*PROBLEM DETAILS*
From the entries below, copy every line holding the word "months".

Data extracted from a collection:
────────────────────

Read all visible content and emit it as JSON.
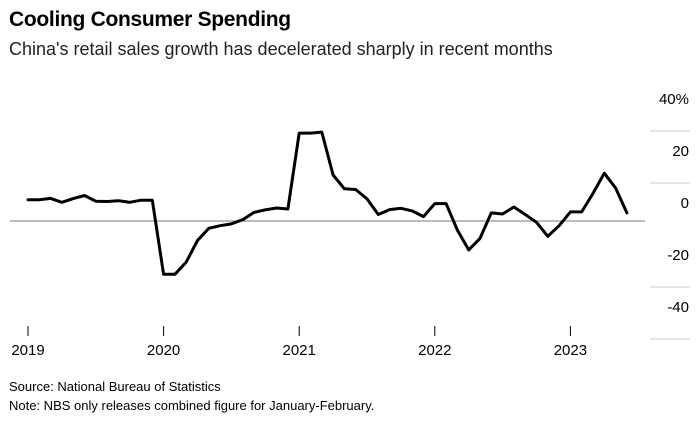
{
  "header": {
    "title": "Cooling Consumer Spending",
    "subtitle": "China's retail sales growth has decelerated sharply in recent months"
  },
  "footer": {
    "source": "Source: National Bureau of Statistics",
    "note": "Note: NBS only releases combined figure for January-February."
  },
  "chart_data": {
    "type": "line",
    "title": "Cooling Consumer Spending",
    "subtitle": "China's retail sales growth has decelerated sharply in recent months",
    "x_axis": {
      "ticks": [
        "2019",
        "2020",
        "2021",
        "2022",
        "2023"
      ]
    },
    "y_axis": {
      "ticks": [
        "40%",
        "20",
        "0",
        "-20",
        "-40"
      ],
      "tick_values": [
        40,
        20,
        0,
        -20,
        -40
      ],
      "range": [
        -40,
        40
      ],
      "side": "right"
    },
    "zero_line": true,
    "grid": false,
    "line_color": "#000000",
    "series": [
      {
        "points": [
          {
            "x": "2019-01",
            "y": 8.2
          },
          {
            "x": "2019-02",
            "y": 8.2
          },
          {
            "x": "2019-03",
            "y": 8.7
          },
          {
            "x": "2019-04",
            "y": 7.2
          },
          {
            "x": "2019-05",
            "y": 8.6
          },
          {
            "x": "2019-06",
            "y": 9.8
          },
          {
            "x": "2019-07",
            "y": 7.6
          },
          {
            "x": "2019-08",
            "y": 7.5
          },
          {
            "x": "2019-09",
            "y": 7.8
          },
          {
            "x": "2019-10",
            "y": 7.2
          },
          {
            "x": "2019-11",
            "y": 8.0
          },
          {
            "x": "2019-12",
            "y": 8.0
          },
          {
            "x": "2020-01",
            "y": -20.5
          },
          {
            "x": "2020-02",
            "y": -20.5
          },
          {
            "x": "2020-03",
            "y": -15.8
          },
          {
            "x": "2020-04",
            "y": -7.5
          },
          {
            "x": "2020-05",
            "y": -2.8
          },
          {
            "x": "2020-06",
            "y": -1.8
          },
          {
            "x": "2020-07",
            "y": -1.1
          },
          {
            "x": "2020-08",
            "y": 0.5
          },
          {
            "x": "2020-09",
            "y": 3.3
          },
          {
            "x": "2020-10",
            "y": 4.3
          },
          {
            "x": "2020-11",
            "y": 5.0
          },
          {
            "x": "2020-12",
            "y": 4.6
          },
          {
            "x": "2021-01",
            "y": 33.8
          },
          {
            "x": "2021-02",
            "y": 33.8
          },
          {
            "x": "2021-03",
            "y": 34.2
          },
          {
            "x": "2021-04",
            "y": 17.7
          },
          {
            "x": "2021-05",
            "y": 12.4
          },
          {
            "x": "2021-06",
            "y": 12.1
          },
          {
            "x": "2021-07",
            "y": 8.5
          },
          {
            "x": "2021-08",
            "y": 2.5
          },
          {
            "x": "2021-09",
            "y": 4.4
          },
          {
            "x": "2021-10",
            "y": 4.9
          },
          {
            "x": "2021-11",
            "y": 3.9
          },
          {
            "x": "2021-12",
            "y": 1.7
          },
          {
            "x": "2022-01",
            "y": 6.7
          },
          {
            "x": "2022-02",
            "y": 6.7
          },
          {
            "x": "2022-03",
            "y": -3.5
          },
          {
            "x": "2022-04",
            "y": -11.1
          },
          {
            "x": "2022-05",
            "y": -6.7
          },
          {
            "x": "2022-06",
            "y": 3.1
          },
          {
            "x": "2022-07",
            "y": 2.7
          },
          {
            "x": "2022-08",
            "y": 5.4
          },
          {
            "x": "2022-09",
            "y": 2.5
          },
          {
            "x": "2022-10",
            "y": -0.5
          },
          {
            "x": "2022-11",
            "y": -5.9
          },
          {
            "x": "2022-12",
            "y": -1.8
          },
          {
            "x": "2023-01",
            "y": 3.5
          },
          {
            "x": "2023-02",
            "y": 3.5
          },
          {
            "x": "2023-03",
            "y": 10.6
          },
          {
            "x": "2023-04",
            "y": 18.4
          },
          {
            "x": "2023-05",
            "y": 12.7
          },
          {
            "x": "2023-06",
            "y": 3.1
          }
        ]
      }
    ]
  }
}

────────────────────

*THE RESPONSE*
    "subtitle": "China's retail sales growth has decelerated sharply in recent months"
    "subtitle": "China's retail sales growth has decelerated sharply in recent months",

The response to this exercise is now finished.